◆ AIM OF THE EXERCISE ◆
Every line below should be repeated exactly.

◆ MATERIAL PROVIDED ◆

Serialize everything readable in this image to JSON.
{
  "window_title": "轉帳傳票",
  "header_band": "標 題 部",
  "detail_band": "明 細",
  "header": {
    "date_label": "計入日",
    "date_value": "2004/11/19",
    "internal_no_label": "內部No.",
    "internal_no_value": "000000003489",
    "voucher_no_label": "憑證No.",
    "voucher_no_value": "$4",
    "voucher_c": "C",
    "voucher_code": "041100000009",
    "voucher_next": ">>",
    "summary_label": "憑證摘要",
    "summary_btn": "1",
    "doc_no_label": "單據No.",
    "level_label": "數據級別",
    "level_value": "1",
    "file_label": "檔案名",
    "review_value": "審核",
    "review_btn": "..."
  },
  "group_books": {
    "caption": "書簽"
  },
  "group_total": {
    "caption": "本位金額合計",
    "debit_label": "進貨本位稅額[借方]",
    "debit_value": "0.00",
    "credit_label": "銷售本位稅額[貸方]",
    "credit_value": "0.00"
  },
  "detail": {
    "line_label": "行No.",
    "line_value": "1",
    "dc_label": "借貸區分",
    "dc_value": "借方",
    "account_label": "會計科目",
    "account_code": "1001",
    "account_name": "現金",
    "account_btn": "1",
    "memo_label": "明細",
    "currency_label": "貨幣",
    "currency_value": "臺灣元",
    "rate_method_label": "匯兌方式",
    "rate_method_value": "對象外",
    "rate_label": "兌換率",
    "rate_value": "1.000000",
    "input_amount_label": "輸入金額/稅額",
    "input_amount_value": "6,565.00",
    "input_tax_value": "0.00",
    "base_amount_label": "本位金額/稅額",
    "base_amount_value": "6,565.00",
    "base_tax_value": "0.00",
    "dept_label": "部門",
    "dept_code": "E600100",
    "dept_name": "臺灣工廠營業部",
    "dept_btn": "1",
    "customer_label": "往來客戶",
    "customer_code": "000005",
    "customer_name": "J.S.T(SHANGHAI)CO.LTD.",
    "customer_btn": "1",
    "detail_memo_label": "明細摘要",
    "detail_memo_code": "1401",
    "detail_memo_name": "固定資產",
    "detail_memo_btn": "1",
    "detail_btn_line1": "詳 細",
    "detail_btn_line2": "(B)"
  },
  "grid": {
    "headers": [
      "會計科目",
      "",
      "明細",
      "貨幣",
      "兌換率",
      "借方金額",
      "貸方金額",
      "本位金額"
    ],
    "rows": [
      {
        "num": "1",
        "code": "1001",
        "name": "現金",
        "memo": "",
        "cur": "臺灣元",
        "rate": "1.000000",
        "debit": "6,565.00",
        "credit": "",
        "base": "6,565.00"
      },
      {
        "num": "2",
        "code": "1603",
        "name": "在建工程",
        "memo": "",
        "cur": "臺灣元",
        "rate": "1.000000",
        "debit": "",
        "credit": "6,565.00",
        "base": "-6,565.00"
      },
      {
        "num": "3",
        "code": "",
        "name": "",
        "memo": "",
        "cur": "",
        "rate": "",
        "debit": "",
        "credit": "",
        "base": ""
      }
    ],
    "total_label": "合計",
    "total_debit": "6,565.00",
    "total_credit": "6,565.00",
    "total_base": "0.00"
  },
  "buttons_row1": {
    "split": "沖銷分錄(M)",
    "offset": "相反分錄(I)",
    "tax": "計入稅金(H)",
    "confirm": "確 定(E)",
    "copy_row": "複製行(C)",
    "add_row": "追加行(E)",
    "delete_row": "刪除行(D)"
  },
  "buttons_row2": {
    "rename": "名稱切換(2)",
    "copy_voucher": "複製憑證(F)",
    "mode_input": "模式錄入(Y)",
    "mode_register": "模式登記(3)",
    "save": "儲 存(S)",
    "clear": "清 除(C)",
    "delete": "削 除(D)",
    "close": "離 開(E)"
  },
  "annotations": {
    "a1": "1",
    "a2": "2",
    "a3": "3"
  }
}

◆ SOLUTION TO THE EXERCISE ◆
Serialize everything readable in this image to JSON.
{
  "window_title": "轉帳傳票",
  "header_band": "標 題 部",
  "detail_band": "明 細",
  "header": {
    "date_label": "計入日",
    "date_value": "2004/11/19",
    "internal_no_label": "內部No.",
    "internal_no_value": "000000003489",
    "voucher_no_label": "憑證No.",
    "voucher_no_value": "$4",
    "voucher_c": "C",
    "voucher_code": "041100000009",
    "voucher_next": ">>",
    "summary_label": "憑證摘要",
    "summary_btn": "1",
    "doc_no_label": "單據No.",
    "level_label": "數據級別",
    "level_value": "1",
    "file_label": "檔案名",
    "review_value": "審核",
    "review_btn": "..."
  },
  "group_books": {
    "caption": "書簽"
  },
  "group_total": {
    "caption": "本位金額合計",
    "debit_label": "進貨本位稅額[借方]",
    "debit_value": "0.00",
    "credit_label": "銷售本位稅額[貸方]",
    "credit_value": "0.00"
  },
  "detail": {
    "line_label": "行No.",
    "line_value": "1",
    "dc_label": "借貸區分",
    "dc_value": "借方",
    "account_label": "會計科目",
    "account_code": "1001",
    "account_name": "現金",
    "account_btn": "1",
    "memo_label": "明細",
    "currency_label": "貨幣",
    "currency_value": "臺灣元",
    "rate_method_label": "匯兌方式",
    "rate_method_value": "對象外",
    "rate_label": "兌換率",
    "rate_value": "1.000000",
    "input_amount_label": "輸入金額/稅額",
    "input_amount_value": "6,565.00",
    "input_tax_value": "0.00",
    "base_amount_label": "本位金額/稅額",
    "base_amount_value": "6,565.00",
    "base_tax_value": "0.00",
    "dept_label": "部門",
    "dept_code": "E600100",
    "dept_name": "臺灣工廠營業部",
    "dept_btn": "1",
    "customer_label": "往來客戶",
    "customer_code": "000005",
    "customer_name": "J.S.T(SHANGHAI)CO.LTD.",
    "customer_btn": "1",
    "detail_memo_label": "明細摘要",
    "detail_memo_code": "1401",
    "detail_memo_name": "固定資產",
    "detail_memo_btn": "1",
    "detail_btn_line1": "詳 細",
    "detail_btn_line2": "(B)"
  },
  "grid": {
    "headers": [
      "會計科目",
      "",
      "明細",
      "貨幣",
      "兌換率",
      "借方金額",
      "貸方金額",
      "本位金額"
    ],
    "rows": [
      {
        "num": "1",
        "code": "1001",
        "name": "現金",
        "memo": "",
        "cur": "臺灣元",
        "rate": "1.000000",
        "debit": "6,565.00",
        "credit": "",
        "base": "6,565.00"
      },
      {
        "num": "2",
        "code": "1603",
        "name": "在建工程",
        "memo": "",
        "cur": "臺灣元",
        "rate": "1.000000",
        "debit": "",
        "credit": "6,565.00",
        "base": "-6,565.00"
      },
      {
        "num": "3",
        "code": "",
        "name": "",
        "memo": "",
        "cur": "",
        "rate": "",
        "debit": "",
        "credit": "",
        "base": ""
      }
    ],
    "total_label": "合計",
    "total_debit": "6,565.00",
    "total_credit": "6,565.00",
    "total_base": "0.00"
  },
  "buttons_row1": {
    "split": "沖銷分錄(M)",
    "offset": "相反分錄(I)",
    "tax": "計入稅金(H)",
    "confirm": "確 定(E)",
    "copy_row": "複製行(C)",
    "add_row": "追加行(E)",
    "delete_row": "刪除行(D)"
  },
  "buttons_row2": {
    "rename": "名稱切換(2)",
    "copy_voucher": "複製憑證(F)",
    "mode_input": "模式錄入(Y)",
    "mode_register": "模式登記(3)",
    "save": "儲 存(S)",
    "clear": "清 除(C)",
    "delete": "削 除(D)",
    "close": "離 開(E)"
  },
  "annotations": {
    "a1": "1",
    "a2": "2",
    "a3": "3"
  }
}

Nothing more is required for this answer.